Exercise details. Pull out all lines from the listing below in which the word "text" appears.

Records shown.
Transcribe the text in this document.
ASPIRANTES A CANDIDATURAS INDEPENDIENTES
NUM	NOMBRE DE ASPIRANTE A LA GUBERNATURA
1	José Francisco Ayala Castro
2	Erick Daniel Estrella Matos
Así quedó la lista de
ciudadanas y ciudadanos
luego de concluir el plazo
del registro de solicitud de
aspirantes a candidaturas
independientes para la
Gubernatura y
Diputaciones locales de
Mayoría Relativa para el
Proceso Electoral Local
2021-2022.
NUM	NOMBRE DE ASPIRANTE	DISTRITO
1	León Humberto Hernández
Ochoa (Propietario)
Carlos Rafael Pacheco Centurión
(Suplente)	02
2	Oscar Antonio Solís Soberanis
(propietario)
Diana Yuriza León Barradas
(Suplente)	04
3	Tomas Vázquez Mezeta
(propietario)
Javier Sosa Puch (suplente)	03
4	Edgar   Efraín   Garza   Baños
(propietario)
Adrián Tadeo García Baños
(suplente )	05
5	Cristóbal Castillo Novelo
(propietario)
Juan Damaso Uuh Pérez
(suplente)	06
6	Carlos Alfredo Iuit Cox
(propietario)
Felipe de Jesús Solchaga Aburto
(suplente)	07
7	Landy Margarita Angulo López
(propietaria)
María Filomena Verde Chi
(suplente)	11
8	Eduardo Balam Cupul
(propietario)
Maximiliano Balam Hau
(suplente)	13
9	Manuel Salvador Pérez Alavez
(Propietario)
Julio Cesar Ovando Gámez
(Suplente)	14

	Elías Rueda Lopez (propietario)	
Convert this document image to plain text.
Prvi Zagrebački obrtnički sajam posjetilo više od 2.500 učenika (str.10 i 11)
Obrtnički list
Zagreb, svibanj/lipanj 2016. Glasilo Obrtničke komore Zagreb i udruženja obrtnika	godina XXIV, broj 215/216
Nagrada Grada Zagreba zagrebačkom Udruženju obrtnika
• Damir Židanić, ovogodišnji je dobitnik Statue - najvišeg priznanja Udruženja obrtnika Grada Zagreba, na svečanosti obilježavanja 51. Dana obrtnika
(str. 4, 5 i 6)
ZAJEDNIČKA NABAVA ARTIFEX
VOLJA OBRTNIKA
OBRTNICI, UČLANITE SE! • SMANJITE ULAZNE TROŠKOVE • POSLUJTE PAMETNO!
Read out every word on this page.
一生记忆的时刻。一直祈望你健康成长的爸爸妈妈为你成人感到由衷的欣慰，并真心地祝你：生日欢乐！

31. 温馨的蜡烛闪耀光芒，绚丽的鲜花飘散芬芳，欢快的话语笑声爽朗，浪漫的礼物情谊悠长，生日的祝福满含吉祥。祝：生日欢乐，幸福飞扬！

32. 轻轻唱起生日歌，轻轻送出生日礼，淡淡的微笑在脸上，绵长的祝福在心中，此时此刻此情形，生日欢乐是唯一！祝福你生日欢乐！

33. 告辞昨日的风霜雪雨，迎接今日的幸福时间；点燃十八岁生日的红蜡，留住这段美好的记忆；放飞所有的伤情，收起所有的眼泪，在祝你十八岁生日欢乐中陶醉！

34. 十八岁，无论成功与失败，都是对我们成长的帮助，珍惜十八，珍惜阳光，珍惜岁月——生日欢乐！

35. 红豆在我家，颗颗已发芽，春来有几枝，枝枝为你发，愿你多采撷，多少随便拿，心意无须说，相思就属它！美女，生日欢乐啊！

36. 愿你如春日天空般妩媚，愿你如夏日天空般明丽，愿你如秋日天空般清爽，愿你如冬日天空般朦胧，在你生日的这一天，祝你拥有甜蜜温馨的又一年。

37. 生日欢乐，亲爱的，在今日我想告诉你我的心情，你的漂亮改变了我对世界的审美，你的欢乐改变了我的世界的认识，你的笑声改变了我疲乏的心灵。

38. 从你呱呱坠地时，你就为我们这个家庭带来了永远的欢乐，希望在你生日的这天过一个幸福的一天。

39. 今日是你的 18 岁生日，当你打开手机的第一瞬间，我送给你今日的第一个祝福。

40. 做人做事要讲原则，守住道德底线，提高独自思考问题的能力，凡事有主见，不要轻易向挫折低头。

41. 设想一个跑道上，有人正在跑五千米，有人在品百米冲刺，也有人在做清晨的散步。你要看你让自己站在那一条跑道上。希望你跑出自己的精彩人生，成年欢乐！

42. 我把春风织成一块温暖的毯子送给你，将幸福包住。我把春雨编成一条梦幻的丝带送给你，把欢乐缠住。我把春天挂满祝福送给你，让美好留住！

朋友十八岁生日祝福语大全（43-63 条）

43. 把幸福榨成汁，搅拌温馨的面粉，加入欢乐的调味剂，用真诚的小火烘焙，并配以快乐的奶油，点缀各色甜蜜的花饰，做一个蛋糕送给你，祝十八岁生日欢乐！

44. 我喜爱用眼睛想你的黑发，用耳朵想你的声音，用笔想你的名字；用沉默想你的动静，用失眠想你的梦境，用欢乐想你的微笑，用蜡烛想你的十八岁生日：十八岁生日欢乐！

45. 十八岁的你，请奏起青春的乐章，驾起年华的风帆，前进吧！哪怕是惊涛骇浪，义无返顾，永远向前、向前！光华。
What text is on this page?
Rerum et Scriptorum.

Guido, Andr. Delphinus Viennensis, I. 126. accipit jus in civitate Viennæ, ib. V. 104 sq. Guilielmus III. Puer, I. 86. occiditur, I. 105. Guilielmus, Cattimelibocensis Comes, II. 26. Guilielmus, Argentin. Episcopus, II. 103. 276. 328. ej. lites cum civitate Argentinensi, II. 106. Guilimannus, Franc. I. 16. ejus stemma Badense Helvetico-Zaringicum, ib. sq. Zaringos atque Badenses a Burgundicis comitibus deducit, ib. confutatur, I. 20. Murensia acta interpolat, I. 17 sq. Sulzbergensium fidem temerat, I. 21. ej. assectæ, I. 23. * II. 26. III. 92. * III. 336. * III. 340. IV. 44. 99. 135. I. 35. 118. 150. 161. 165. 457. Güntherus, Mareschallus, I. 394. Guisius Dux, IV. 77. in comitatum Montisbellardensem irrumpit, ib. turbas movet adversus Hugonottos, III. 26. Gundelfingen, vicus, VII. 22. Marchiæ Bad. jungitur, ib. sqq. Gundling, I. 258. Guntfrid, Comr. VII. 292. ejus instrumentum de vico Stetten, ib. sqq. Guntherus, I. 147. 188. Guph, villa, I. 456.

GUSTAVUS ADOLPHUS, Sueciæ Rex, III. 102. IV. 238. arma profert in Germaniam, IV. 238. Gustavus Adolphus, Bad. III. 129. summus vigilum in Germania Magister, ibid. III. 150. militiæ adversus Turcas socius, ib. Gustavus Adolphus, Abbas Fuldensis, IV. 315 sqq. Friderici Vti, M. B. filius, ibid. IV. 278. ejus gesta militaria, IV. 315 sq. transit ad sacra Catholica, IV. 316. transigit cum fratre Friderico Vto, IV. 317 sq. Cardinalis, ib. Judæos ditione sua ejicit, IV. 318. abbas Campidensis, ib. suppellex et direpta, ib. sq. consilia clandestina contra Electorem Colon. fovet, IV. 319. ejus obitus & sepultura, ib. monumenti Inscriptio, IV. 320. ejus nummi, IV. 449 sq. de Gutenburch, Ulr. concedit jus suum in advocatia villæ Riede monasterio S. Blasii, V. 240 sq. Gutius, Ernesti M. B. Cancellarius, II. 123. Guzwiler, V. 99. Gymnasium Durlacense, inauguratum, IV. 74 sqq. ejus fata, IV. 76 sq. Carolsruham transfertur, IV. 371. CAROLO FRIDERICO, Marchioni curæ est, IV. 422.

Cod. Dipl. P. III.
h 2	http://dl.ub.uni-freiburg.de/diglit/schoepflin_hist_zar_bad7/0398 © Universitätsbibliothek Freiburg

Task output.
Transcribe the text in this document.
Convert this document image to plain text.
What text is on this page?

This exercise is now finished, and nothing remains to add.